_The exercise_
Exactly the lines from the one containing "What data populates" through the final line of the listing are to be retyped, and nothing more.

_Source data_
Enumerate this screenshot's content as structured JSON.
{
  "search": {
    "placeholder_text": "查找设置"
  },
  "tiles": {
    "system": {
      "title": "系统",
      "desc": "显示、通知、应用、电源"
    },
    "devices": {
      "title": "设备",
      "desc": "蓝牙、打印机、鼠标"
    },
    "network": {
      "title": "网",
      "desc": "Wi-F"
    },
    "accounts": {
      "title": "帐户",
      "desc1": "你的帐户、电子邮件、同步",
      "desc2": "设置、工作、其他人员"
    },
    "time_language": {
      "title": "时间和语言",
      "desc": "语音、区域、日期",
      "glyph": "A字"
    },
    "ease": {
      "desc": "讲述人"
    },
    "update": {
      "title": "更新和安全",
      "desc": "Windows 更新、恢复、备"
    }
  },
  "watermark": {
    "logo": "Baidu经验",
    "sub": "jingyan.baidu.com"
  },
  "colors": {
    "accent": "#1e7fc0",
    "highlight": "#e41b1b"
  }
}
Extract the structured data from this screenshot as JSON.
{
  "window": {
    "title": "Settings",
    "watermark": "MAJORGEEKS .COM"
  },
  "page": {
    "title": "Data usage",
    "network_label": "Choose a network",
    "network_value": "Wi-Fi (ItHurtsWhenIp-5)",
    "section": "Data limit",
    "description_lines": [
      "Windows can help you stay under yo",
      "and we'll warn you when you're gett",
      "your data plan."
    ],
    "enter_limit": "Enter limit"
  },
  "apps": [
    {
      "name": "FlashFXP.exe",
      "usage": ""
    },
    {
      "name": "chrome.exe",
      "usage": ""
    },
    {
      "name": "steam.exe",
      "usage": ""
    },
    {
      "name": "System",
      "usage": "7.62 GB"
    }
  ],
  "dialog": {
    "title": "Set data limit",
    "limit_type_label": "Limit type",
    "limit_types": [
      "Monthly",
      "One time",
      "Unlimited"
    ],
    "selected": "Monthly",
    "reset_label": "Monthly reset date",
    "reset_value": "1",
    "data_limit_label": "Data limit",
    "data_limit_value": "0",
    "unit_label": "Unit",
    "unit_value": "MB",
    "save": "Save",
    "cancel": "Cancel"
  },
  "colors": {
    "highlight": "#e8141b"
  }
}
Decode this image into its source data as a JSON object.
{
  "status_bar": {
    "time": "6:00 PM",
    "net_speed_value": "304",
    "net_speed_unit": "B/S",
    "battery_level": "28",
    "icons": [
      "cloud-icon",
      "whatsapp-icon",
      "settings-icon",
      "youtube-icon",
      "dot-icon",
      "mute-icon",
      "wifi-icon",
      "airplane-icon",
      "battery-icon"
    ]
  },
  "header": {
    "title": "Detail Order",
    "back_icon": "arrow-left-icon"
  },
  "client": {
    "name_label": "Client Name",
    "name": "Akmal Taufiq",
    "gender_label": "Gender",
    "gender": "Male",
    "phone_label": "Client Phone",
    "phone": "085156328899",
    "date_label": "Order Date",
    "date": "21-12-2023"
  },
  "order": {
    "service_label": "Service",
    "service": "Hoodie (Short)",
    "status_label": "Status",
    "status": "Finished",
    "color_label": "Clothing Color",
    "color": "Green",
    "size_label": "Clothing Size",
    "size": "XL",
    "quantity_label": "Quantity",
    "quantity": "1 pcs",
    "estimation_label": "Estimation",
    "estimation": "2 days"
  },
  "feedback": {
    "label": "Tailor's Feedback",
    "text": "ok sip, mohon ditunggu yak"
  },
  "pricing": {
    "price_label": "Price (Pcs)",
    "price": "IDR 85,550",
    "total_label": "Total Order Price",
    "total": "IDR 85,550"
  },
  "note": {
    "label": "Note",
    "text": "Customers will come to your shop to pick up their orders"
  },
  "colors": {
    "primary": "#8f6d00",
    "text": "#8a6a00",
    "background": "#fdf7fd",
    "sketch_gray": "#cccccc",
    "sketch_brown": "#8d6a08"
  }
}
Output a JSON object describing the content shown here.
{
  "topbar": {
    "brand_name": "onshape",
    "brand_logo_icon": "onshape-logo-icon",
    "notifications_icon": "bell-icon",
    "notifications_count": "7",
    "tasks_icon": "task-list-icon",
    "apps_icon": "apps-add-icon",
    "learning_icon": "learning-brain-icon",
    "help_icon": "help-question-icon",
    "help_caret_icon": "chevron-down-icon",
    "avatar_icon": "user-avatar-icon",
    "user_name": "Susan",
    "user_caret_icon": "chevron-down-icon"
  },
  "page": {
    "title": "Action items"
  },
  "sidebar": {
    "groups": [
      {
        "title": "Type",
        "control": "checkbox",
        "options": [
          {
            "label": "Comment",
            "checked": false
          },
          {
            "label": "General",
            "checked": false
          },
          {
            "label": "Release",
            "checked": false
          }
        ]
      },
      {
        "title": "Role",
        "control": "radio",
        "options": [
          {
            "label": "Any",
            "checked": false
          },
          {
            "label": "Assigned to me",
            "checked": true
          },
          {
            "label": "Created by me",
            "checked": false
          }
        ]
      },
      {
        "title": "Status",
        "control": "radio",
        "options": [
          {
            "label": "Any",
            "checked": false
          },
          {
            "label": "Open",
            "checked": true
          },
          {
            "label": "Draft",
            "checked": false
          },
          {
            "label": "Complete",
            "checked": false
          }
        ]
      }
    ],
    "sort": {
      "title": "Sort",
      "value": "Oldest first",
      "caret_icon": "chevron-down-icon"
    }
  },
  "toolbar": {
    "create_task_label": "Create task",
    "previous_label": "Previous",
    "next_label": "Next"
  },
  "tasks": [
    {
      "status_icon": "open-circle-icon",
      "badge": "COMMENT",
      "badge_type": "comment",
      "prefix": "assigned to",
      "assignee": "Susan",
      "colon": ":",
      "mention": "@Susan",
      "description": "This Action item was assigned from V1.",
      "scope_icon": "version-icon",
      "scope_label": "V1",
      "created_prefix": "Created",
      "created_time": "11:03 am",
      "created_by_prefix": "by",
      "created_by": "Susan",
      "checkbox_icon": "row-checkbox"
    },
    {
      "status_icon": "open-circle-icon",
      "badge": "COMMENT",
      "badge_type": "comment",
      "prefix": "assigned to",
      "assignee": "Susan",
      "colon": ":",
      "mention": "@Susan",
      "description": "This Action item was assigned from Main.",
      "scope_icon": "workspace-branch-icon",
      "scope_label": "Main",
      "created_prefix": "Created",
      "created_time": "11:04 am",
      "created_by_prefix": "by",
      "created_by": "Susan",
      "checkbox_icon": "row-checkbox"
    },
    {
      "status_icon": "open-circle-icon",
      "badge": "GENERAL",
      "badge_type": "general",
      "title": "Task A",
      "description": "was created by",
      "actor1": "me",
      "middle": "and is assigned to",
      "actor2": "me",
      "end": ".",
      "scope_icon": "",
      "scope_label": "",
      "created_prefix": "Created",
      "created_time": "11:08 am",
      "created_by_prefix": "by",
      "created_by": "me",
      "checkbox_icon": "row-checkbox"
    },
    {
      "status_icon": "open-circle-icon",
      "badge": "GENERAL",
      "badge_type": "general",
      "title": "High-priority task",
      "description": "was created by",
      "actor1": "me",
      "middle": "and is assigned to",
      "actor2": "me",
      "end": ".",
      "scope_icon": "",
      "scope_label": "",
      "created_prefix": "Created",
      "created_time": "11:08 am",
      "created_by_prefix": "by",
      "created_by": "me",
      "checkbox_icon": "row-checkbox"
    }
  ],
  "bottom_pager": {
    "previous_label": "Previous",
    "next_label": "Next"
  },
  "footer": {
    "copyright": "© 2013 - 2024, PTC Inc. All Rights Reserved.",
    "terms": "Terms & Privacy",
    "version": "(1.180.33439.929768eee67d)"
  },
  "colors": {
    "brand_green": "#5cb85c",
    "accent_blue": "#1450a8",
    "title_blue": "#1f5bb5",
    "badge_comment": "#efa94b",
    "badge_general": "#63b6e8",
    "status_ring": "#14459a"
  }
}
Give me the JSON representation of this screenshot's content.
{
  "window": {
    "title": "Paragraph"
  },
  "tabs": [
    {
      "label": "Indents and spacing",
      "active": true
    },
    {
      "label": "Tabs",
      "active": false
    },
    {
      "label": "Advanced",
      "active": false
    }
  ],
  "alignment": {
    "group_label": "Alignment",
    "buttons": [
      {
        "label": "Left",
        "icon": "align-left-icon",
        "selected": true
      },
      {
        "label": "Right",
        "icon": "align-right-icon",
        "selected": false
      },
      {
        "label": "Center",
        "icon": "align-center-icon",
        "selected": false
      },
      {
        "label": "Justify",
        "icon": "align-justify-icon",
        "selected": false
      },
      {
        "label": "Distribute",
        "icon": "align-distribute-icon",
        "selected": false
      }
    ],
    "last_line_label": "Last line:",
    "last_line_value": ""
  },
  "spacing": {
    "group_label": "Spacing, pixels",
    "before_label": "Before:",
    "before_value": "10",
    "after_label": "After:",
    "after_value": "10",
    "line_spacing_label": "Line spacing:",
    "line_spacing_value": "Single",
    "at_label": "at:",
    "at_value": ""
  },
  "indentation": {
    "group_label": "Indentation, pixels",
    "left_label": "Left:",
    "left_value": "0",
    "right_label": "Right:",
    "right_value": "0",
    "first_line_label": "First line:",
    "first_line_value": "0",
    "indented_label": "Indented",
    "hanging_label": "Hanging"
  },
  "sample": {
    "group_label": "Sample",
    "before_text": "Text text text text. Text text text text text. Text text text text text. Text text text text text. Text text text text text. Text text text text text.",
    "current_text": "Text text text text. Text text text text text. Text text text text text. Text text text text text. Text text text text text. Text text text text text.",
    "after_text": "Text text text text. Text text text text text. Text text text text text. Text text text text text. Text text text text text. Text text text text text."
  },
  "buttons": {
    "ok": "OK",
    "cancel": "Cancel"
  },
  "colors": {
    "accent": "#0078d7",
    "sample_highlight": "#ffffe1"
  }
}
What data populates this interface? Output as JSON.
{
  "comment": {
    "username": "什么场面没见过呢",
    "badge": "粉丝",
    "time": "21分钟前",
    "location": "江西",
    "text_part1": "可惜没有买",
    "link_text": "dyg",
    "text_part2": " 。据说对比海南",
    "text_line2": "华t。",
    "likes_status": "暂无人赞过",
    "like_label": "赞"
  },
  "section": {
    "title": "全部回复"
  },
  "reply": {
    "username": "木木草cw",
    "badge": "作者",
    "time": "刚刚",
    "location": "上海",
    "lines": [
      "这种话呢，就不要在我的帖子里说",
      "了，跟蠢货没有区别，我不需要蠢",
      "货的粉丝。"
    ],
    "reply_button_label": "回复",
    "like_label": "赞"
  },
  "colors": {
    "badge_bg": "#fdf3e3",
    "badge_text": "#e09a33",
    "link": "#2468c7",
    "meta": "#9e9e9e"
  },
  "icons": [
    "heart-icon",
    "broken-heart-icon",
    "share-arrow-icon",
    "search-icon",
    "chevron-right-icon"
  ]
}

_Written response_
What data populates this interface? Output as JSON.
{
  "comment": {
    "username": "什么场面没见过呢",
    "badge": "粉丝",
    "time": "21分钟前",
    "location": "江西",
    "text_part1": "可惜没有买",
    "link_text": "dyg",
    "text_part2": " 。据说对比海南",
    "text_line2": "华t。",
    "likes_status": "暂无人赞过",
    "like_label": "赞"
  },
  "section": {
    "title": "全部回复"
  },
  "reply": {
    "username": "木木草cw",
    "badge": "作者",
    "time": "刚刚",
    "location": "上海",
    "lines": [
      "这种话呢，就不要在我的帖子里说",
      "了，跟蠢货没有区别，我不需要蠢",
      "货的粉丝。"
    ],
    "reply_button_label": "回复",
    "like_label": "赞"
  },
  "colors": {
    "badge_bg": "#fdf3e3",
    "badge_text": "#e09a33",
    "link": "#2468c7",
    "meta": "#9e9e9e"
  },
  "icons": [
    "heart-icon",
    "broken-heart-icon",
    "share-arrow-icon",
    "search-icon",
    "chevron-right-icon"
  ]
}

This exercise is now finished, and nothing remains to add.